→ AIM
List all lines in the material below that contain "lilac".

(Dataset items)
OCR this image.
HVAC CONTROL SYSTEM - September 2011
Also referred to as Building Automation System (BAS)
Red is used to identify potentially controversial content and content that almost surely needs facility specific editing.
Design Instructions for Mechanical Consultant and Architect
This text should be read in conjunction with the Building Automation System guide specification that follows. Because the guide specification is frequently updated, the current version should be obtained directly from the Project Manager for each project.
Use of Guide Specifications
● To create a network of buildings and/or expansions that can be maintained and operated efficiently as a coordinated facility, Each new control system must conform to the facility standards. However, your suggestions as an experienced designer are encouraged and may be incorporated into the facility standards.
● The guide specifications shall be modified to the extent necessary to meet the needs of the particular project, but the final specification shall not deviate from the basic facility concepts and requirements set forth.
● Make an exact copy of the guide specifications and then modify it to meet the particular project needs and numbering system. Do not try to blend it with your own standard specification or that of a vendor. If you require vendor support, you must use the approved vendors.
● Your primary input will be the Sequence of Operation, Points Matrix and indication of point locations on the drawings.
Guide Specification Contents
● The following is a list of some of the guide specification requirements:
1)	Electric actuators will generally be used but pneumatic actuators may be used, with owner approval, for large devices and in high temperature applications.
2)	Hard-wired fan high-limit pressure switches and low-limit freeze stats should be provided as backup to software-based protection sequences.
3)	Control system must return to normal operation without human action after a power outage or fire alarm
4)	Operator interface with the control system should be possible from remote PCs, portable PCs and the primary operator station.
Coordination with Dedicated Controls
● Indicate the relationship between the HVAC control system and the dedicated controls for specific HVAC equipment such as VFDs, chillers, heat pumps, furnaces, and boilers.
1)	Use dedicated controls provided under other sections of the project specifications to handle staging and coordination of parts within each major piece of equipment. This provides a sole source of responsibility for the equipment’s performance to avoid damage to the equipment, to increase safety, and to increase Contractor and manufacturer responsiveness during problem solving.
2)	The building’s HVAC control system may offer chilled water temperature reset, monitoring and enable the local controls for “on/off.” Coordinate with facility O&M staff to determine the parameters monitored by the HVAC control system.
--
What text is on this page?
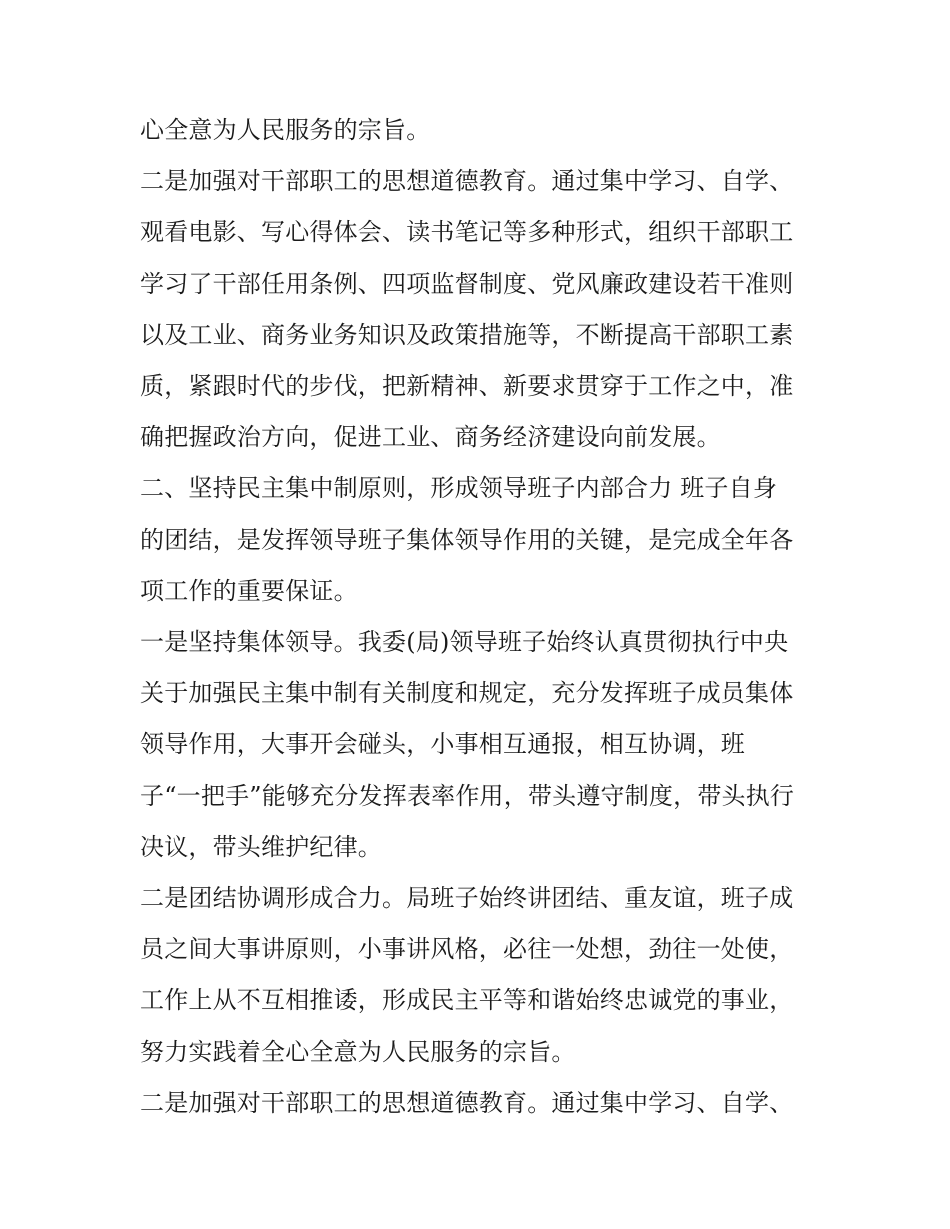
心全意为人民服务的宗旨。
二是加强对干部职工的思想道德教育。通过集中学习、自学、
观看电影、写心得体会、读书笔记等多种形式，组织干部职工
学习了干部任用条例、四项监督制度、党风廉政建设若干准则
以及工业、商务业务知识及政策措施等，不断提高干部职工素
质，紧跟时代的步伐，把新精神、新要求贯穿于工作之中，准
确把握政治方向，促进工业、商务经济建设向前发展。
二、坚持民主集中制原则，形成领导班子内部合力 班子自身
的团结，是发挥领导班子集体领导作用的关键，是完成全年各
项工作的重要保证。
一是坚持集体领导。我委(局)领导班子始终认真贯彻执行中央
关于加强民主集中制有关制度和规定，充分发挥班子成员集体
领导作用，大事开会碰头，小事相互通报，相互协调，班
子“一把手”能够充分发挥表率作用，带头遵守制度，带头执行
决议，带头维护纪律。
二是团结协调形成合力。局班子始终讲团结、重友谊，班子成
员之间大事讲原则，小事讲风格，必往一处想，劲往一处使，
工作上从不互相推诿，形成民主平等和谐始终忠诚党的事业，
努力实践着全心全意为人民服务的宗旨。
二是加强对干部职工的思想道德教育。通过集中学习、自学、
--
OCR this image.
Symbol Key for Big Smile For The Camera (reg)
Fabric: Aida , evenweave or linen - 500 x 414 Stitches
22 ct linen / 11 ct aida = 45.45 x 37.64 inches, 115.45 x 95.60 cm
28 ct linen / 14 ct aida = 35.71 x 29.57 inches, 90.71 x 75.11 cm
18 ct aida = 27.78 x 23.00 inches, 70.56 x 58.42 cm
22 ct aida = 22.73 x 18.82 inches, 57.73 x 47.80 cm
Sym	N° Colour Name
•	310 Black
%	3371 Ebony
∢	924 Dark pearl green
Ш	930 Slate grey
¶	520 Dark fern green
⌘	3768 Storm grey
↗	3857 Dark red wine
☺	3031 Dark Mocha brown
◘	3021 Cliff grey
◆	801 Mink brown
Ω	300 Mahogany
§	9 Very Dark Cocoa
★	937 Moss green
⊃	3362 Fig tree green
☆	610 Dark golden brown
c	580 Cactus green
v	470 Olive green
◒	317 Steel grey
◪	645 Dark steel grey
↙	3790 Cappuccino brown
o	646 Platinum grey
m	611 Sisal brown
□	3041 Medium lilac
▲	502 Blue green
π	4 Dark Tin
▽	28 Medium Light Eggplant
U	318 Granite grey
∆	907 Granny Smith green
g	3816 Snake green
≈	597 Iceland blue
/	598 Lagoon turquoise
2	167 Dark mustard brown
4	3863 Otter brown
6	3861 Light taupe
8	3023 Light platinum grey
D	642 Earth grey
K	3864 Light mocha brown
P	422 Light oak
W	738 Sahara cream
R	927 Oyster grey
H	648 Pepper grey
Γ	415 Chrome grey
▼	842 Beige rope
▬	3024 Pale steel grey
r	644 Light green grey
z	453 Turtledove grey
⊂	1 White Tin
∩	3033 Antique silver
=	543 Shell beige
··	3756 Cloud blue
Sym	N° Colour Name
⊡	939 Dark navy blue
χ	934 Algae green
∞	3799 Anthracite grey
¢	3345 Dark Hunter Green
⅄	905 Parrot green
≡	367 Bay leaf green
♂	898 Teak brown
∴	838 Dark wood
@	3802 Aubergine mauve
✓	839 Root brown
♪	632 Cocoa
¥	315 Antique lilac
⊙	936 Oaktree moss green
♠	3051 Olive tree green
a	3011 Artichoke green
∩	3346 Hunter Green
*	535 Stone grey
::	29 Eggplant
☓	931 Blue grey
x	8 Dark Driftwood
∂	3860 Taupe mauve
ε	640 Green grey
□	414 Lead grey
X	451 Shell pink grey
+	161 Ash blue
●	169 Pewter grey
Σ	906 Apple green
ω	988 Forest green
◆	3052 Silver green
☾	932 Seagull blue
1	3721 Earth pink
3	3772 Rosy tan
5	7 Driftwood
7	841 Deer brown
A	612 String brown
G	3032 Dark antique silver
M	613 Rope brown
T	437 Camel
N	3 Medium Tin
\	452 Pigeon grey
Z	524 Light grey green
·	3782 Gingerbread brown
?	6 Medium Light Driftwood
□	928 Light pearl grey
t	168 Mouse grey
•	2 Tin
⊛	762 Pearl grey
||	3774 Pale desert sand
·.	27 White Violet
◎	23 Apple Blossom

→ OUTPUT OF THE EXERCISE
□	3041 Medium lilac
¥	315 Antique lilac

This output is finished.